Study text
──────────────────────────────

Archive for April, 2011

Snips, and snails, and puppy dog tails….

Many of you have already read the big reveal from our anatomy scan yesterday on my husband’s blog. If you haven’t it’s worth the read because his comes complete with illustrated graphics! This reveal feels less, well, revealing but here goes anyway. We’re having… 3 BOYS!!!

The scan went really well. All three are very healthy and have no markers for disease as far as the doctors can tell. Babies A and B were easily and quickly identified as boys. I said out loud, confident in what they’d find with baby C, “C’mon baby C! We need a girl!” The tech took her time before telling us baby C’s sex, probably not wanting to disappoint the mother confidently expecting a girl. She said, “I’m pretty sure, but I’m just going to check a little bit more before telling you.” This made complete sense to me because I knew that girls were harder to identify. Finally she was ready to say for sure. “Are you ready for Baby C?” she asked us. After we said yes, she looked at us hesitantly and said “It’s a boy.”

I had a hard time taking in this information. I said “3 boys?” incredulously. “Are you sure?” She said she was sure so I asked, “how can you tell? Where is it?” She pointed the arrow on the screen and said, “there it is.” I couldn’t tell at all what she was seeing but felt satisfied that she was certain and was indeed pointing to the goods. Jer took my hand and kissed it and said “I know sweetie. It’s okay. They’ll be nice boys.” I appreciated his calm optimism and when I looked over at him he was tearing up. I wasn’t sure why at the time. I knew I was about to cry because it was sinking in that I’ll never have a daughter. I didn’t know if he was tearing up for the same reason or because he was so happy to have three boys. When I asked him later he simply said “It was just a big deal to finally know who are children are.” Aw. I love that guy. Our little fellas are so lucky to have him.

I waited until only Jeremy and I were left in the room to start crying. I didn’t want the doctors and tech to think I wasn’t happy and feeling very fortunate that our little ones were all healthy. I was feeling that. And a lot of relief. I was thrilled that they were healthy but even still when the room was cleared the tears started rolling. Jer was a little sad too. For many years when I’d pictured a family and anytime Jer and I talked about it really, we’d pictured and talked about a little girl. I know that any moment now the fears of nothing but rambunctious wrestling matches, and fart noises, and pee everywhere but in the bathroom toilet will subside and the picture of my precious, sweet boys will emerge. It’s already starting actually…just not quite fully realized yet.

For those of you who are keeping track, here’s my belly update at week 17.

──────────────────────────────

(Collected data)
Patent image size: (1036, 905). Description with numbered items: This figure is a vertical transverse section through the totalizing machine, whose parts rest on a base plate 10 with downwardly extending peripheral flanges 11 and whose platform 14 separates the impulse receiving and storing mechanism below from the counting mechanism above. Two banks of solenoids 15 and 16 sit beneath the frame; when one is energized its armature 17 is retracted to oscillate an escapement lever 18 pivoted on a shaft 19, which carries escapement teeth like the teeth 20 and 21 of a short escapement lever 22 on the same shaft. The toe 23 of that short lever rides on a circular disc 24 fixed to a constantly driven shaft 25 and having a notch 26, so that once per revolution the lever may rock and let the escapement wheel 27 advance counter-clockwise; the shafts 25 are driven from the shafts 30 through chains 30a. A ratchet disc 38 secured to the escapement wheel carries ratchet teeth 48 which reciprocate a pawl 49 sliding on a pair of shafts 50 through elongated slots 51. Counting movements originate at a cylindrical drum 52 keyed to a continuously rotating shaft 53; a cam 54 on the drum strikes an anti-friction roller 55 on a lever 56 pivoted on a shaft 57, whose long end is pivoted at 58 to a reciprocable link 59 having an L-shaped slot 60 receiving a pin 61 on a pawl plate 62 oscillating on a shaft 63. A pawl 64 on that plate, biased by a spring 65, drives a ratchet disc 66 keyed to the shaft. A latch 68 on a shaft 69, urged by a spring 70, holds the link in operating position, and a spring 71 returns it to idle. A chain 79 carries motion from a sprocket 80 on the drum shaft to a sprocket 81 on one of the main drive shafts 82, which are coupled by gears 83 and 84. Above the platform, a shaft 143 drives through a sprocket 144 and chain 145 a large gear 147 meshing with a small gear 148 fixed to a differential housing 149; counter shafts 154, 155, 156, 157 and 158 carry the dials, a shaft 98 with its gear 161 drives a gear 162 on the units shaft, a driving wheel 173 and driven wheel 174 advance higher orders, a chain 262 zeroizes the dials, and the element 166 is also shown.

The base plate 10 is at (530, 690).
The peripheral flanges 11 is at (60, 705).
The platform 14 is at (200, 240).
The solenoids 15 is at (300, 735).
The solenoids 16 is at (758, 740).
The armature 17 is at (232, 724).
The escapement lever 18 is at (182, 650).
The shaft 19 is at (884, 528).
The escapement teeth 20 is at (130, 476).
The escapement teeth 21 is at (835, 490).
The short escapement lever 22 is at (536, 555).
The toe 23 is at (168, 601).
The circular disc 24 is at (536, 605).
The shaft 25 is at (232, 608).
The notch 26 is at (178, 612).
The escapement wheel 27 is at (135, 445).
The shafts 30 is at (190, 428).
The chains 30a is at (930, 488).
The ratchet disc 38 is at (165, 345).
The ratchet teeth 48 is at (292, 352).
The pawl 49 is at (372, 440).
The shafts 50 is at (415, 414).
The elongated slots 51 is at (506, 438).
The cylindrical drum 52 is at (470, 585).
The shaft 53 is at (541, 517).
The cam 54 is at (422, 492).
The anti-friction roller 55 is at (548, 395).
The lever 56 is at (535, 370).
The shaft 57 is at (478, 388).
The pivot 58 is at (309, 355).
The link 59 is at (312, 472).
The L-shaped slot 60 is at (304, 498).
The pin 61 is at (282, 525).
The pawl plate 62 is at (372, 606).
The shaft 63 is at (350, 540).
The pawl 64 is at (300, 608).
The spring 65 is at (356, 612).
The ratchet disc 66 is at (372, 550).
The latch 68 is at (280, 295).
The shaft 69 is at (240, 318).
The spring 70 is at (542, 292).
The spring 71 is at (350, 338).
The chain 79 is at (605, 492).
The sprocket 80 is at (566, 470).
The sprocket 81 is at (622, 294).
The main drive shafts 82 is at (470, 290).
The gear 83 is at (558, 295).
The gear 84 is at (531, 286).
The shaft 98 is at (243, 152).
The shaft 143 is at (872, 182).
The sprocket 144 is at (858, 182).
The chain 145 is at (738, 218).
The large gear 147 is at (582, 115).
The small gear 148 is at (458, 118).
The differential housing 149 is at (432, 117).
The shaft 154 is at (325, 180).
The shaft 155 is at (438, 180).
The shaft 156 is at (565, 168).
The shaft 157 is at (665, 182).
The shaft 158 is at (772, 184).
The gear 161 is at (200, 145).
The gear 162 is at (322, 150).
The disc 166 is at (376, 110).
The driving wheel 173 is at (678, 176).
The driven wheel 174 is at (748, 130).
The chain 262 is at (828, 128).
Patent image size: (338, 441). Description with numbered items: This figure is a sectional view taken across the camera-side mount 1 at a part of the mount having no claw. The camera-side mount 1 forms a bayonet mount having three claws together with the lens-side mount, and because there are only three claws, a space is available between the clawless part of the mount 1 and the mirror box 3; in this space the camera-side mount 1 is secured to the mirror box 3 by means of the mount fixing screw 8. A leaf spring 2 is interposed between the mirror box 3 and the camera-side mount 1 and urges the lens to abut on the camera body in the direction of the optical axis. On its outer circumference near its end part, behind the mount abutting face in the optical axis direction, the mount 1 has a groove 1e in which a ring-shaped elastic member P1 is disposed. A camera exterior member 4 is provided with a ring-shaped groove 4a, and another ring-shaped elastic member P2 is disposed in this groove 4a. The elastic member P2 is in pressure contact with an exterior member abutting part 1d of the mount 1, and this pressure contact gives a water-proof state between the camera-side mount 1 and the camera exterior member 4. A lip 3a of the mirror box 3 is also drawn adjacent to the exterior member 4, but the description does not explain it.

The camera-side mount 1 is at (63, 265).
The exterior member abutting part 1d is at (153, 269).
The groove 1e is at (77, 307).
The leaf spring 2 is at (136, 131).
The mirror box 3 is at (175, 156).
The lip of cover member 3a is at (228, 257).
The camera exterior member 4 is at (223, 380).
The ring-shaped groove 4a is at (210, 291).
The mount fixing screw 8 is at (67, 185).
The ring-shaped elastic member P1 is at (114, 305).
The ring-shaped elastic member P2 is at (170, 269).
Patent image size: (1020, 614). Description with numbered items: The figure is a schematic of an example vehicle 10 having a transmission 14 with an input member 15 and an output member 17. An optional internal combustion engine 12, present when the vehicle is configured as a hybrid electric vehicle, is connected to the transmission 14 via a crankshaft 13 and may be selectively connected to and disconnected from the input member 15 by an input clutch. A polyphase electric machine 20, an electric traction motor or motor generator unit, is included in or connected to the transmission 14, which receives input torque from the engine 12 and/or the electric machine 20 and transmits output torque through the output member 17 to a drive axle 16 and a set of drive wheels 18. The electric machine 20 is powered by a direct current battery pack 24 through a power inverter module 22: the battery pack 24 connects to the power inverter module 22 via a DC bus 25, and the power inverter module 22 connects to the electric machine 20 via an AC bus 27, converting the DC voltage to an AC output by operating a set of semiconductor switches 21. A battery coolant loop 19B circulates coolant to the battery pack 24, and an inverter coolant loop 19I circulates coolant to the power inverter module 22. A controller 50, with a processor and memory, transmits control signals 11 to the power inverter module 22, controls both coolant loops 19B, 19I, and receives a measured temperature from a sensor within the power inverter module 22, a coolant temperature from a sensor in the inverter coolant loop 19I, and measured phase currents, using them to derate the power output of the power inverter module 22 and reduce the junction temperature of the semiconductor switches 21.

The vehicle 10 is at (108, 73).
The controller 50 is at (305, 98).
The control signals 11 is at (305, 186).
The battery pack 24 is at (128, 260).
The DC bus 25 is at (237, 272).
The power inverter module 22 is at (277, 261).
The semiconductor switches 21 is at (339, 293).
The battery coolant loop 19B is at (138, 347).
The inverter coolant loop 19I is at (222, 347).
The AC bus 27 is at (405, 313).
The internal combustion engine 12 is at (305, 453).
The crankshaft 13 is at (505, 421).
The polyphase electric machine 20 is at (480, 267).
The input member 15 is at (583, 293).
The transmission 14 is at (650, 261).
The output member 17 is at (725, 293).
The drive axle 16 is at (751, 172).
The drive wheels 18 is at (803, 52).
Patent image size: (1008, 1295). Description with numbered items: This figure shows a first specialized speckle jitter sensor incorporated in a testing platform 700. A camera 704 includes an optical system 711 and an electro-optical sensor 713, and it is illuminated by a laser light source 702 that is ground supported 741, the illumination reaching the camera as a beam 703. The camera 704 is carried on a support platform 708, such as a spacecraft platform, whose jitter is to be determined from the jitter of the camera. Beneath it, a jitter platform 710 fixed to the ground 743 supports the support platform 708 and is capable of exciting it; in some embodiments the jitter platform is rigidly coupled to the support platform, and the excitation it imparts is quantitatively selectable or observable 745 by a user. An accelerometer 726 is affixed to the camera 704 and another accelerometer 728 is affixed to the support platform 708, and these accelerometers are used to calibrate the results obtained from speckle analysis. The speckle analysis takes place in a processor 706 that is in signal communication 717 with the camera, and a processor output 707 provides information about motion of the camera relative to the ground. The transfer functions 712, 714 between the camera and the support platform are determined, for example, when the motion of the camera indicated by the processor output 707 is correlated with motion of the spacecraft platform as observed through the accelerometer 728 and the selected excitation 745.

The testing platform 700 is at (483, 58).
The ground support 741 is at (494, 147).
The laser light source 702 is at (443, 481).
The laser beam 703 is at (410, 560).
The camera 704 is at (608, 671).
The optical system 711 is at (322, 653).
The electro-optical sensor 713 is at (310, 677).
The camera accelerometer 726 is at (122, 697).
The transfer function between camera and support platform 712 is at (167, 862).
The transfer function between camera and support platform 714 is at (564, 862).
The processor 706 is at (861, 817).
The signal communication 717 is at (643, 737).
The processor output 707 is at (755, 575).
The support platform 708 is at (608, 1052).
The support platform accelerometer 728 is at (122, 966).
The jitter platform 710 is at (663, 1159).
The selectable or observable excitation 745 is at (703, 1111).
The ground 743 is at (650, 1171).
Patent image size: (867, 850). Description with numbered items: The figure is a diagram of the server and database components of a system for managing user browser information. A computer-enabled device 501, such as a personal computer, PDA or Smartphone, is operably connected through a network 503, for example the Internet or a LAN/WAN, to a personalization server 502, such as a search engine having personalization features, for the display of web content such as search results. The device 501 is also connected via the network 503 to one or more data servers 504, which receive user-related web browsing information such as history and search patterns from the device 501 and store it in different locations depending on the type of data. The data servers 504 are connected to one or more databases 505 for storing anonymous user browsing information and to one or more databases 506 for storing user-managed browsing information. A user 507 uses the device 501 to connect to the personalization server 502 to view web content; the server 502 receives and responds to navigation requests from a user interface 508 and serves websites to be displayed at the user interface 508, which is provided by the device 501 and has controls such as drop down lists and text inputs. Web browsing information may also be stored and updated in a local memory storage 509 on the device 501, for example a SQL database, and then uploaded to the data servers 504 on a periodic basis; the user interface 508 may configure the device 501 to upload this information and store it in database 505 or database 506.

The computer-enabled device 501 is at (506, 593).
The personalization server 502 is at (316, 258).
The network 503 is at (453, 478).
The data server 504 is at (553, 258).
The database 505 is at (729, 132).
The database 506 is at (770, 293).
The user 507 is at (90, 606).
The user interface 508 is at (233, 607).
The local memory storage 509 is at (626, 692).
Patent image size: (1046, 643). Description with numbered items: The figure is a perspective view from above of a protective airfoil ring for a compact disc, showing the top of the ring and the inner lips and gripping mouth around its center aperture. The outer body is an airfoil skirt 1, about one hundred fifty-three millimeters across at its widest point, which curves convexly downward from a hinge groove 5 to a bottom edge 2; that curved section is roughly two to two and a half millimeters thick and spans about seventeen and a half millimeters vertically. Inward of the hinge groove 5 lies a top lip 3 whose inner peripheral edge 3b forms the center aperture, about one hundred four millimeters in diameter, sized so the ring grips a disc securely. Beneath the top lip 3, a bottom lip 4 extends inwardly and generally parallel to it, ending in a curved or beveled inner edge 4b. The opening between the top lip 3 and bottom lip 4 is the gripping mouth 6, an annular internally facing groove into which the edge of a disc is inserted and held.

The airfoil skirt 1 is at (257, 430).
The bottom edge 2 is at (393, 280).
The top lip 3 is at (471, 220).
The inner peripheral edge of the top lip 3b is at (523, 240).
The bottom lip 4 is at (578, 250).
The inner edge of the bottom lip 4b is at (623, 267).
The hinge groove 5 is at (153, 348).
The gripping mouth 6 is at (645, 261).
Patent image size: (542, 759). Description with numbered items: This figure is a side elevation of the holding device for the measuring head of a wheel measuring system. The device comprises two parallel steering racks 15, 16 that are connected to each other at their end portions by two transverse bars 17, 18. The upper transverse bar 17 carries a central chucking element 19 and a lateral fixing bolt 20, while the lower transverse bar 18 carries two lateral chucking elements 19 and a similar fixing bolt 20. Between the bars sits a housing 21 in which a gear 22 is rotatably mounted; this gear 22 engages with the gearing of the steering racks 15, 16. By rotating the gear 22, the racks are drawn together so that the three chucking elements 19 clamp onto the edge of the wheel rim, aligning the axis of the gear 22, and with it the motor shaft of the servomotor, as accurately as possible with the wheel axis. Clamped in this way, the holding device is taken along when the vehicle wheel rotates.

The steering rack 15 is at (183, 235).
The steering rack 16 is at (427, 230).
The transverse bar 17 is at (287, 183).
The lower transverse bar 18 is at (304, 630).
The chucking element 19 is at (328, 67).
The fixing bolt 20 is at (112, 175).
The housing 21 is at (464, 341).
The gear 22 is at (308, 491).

──────────────────────────────

Please write out the stretch of the post about the anatomy scan from "Archive for April, 2011" through "having… 3 BOYS!!!". The entries stand apart from the text and are separate material.

Result of the exercise
Archive for April, 2011

Snips, and snails, and puppy dog tails….

Many of you have already read the big reveal from our anatomy scan yesterday on my husband’s blog. If you haven’t it’s worth the read because his comes complete with illustrated graphics! This reveal feels less, well, revealing but here goes anyway. We’re having… 3 BOYS!!!